---------- PROVIDED DATA
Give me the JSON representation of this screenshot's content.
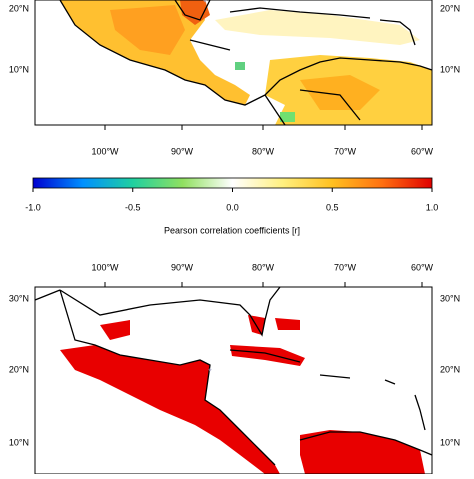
{
  "top_map": {
    "lat_labels": [
      "20°N",
      "10°N"
    ],
    "lon_labels": [
      "100°W",
      "90°W",
      "80°W",
      "70°W",
      "60°W"
    ]
  },
  "colorbar": {
    "lim": [
      -1,
      1
    ],
    "ticks": [
      {
        "value": -1,
        "label": "-1.0"
      },
      {
        "value": -0.5,
        "label": "-0.5"
      },
      {
        "value": 0,
        "label": "0.0"
      },
      {
        "value": 0.5,
        "label": "0.5"
      },
      {
        "value": 1,
        "label": "1.0"
      }
    ],
    "label": "Pearson correlation coefficients [r]",
    "colors": [
      "#0000d0",
      "#0090ff",
      "#20d0a0",
      "#90e060",
      "#ffffff",
      "#fff080",
      "#ffc020",
      "#ff7010",
      "#e00000"
    ]
  },
  "bottom_map": {
    "lat_labels": [
      "30°N",
      "20°N",
      "10°N"
    ],
    "lon_labels": [
      "100°W",
      "90°W",
      "80°W",
      "70°W",
      "60°W"
    ]
  }
}
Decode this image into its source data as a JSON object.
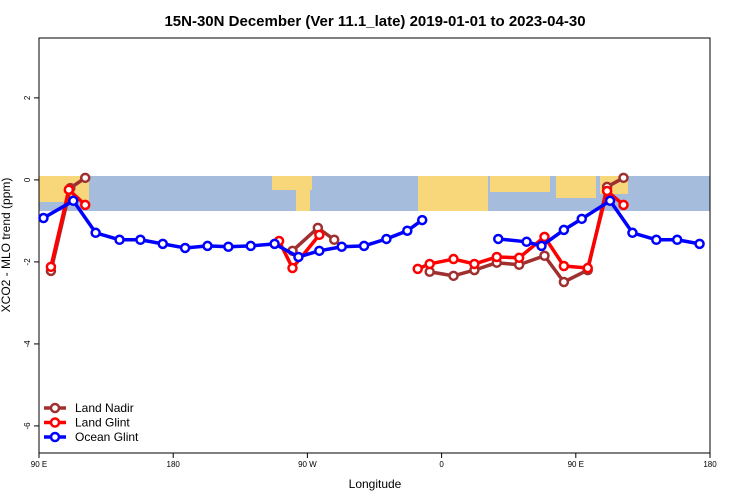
{
  "chart_data": {
    "type": "line",
    "title": "15N-30N December (Ver 11.1_late)   2019-01-01 to 2023-04-30",
    "x_label": "Longitude",
    "y_label": "XCO2 - MLO trend (ppm)",
    "xlim": [
      90,
      540
    ],
    "xticks": [
      {
        "value": 90,
        "label": "90 E"
      },
      {
        "value": 180,
        "label": "180"
      },
      {
        "value": 270,
        "label": "90 W"
      },
      {
        "value": 360,
        "label": "0"
      },
      {
        "value": 450,
        "label": "90 E"
      },
      {
        "value": 540,
        "label": "180"
      }
    ],
    "ylim": [
      -6.66,
      3.46
    ],
    "yticks": [
      -6,
      -4,
      -2,
      0,
      2
    ],
    "legend": "bottom-left",
    "series": [
      {
        "name": "Land Nadir",
        "color": "#a03030",
        "x": [
          98,
          111,
          121,
          null,
          260,
          277,
          288,
          null,
          352,
          368,
          382,
          397,
          412,
          429,
          442,
          458,
          471,
          482
        ],
        "values": [
          -2.22,
          -0.2,
          0.05,
          null,
          -1.73,
          -1.17,
          -1.46,
          null,
          -2.24,
          -2.34,
          -2.2,
          -2.02,
          -2.07,
          -1.85,
          -2.49,
          -2.2,
          -0.17,
          0.05
        ]
      },
      {
        "name": "Land Glint",
        "color": "#ff0000",
        "x": [
          98,
          110,
          121,
          null,
          251,
          260,
          278,
          null,
          344,
          352,
          368,
          382,
          397,
          412,
          429,
          442,
          458,
          471,
          482
        ],
        "values": [
          -2.12,
          -0.24,
          -0.61,
          null,
          -1.49,
          -2.15,
          -1.34,
          null,
          -2.17,
          -2.05,
          -1.93,
          -2.05,
          -1.88,
          -1.9,
          -1.39,
          -2.1,
          -2.15,
          -0.27,
          -0.61
        ]
      },
      {
        "name": "Ocean Glint",
        "color": "#0000ff",
        "x": [
          93,
          113,
          128,
          144,
          158,
          173,
          188,
          203,
          217,
          232,
          248,
          264,
          278,
          293,
          308,
          323,
          337,
          347,
          null,
          398,
          417,
          427,
          442,
          454,
          473,
          488,
          504,
          518,
          533
        ],
        "values": [
          -0.93,
          -0.51,
          -1.29,
          -1.46,
          -1.46,
          -1.56,
          -1.66,
          -1.61,
          -1.63,
          -1.61,
          -1.56,
          -1.88,
          -1.73,
          -1.63,
          -1.61,
          -1.44,
          -1.24,
          -0.98,
          null,
          -1.44,
          -1.51,
          -1.61,
          -1.22,
          -0.95,
          -0.51,
          -1.29,
          -1.46,
          -1.46,
          -1.56
        ]
      }
    ]
  }
}
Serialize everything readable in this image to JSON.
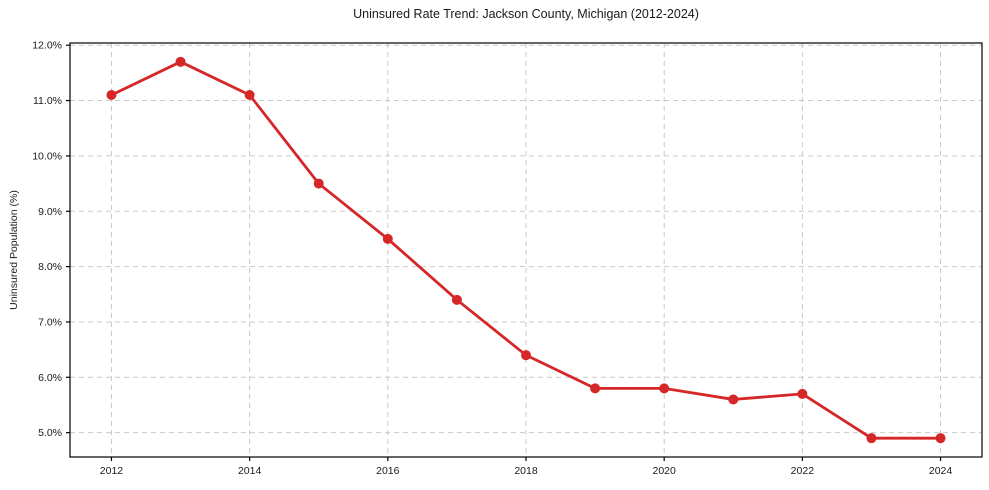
{
  "chart_data": {
    "type": "line",
    "title": "Uninsured Rate Trend: Jackson County, Michigan (2012-2024)",
    "xlabel": "",
    "ylabel": "Uninsured Population (%)",
    "x": [
      2012,
      2013,
      2014,
      2015,
      2016,
      2017,
      2018,
      2019,
      2020,
      2021,
      2022,
      2023,
      2024
    ],
    "values": [
      11.1,
      11.7,
      11.1,
      9.5,
      8.5,
      7.4,
      6.4,
      5.8,
      5.8,
      5.6,
      5.7,
      4.9,
      4.9
    ],
    "x_ticks": [
      2012,
      2014,
      2016,
      2018,
      2020,
      2022,
      2024
    ],
    "y_ticks": [
      5.0,
      6.0,
      7.0,
      8.0,
      9.0,
      10.0,
      11.0,
      12.0
    ],
    "y_tick_suffix": "%",
    "xlim": [
      2011.4,
      2024.6
    ],
    "ylim": [
      4.56,
      12.04
    ],
    "grid": true,
    "legend": "none",
    "line_color": "#d62728",
    "marker_color": "#d62728",
    "grid_color": "#c9c9c9",
    "axis_color": "#000000",
    "text_color": "#1a1a1a",
    "background": "#ffffff"
  }
}
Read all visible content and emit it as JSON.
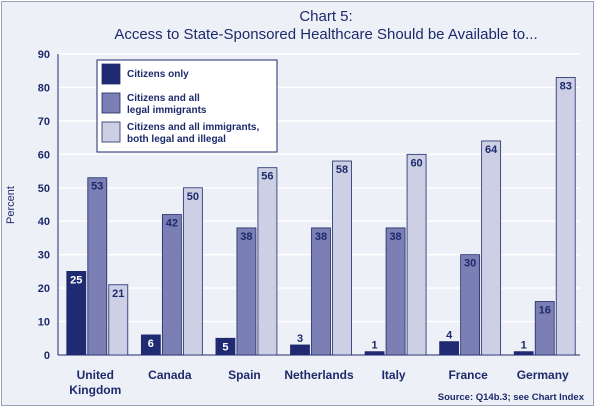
{
  "chart_data": {
    "type": "bar",
    "title": "Chart 5:",
    "subtitle": "Access to State-Sponsored Healthcare Should be Available to...",
    "ylabel": "Percent",
    "xlabel": "",
    "ylim": [
      0,
      90
    ],
    "yticks": [
      "0",
      "10",
      "20",
      "30",
      "40",
      "50",
      "60",
      "70",
      "80",
      "90"
    ],
    "grid": true,
    "legend_position": "top-left",
    "categories": [
      "United\nKingdom",
      "Canada",
      "Spain",
      "Netherlands",
      "Italy",
      "France",
      "Germany"
    ],
    "series": [
      {
        "name": "Citizens only",
        "color": "#1f2a72",
        "values": [
          25,
          6,
          5,
          3,
          1,
          4,
          1
        ]
      },
      {
        "name": "Citizens and all\nlegal immigrants",
        "color": "#7c7fb3",
        "values": [
          53,
          42,
          38,
          38,
          38,
          30,
          16
        ]
      },
      {
        "name": "Citizens and all immigrants,\nboth legal and illegal",
        "color": "#cdd0e4",
        "values": [
          21,
          50,
          56,
          58,
          60,
          64,
          83
        ]
      }
    ],
    "source": "Source: Q14b.3; see Chart Index"
  }
}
--------------------
Where a line holds "this", copy that line.

Give me the JSON representation of this screenshot's content.
Decode this image into its source data as a JSON object.
Serialize everything readable in this image to JSON.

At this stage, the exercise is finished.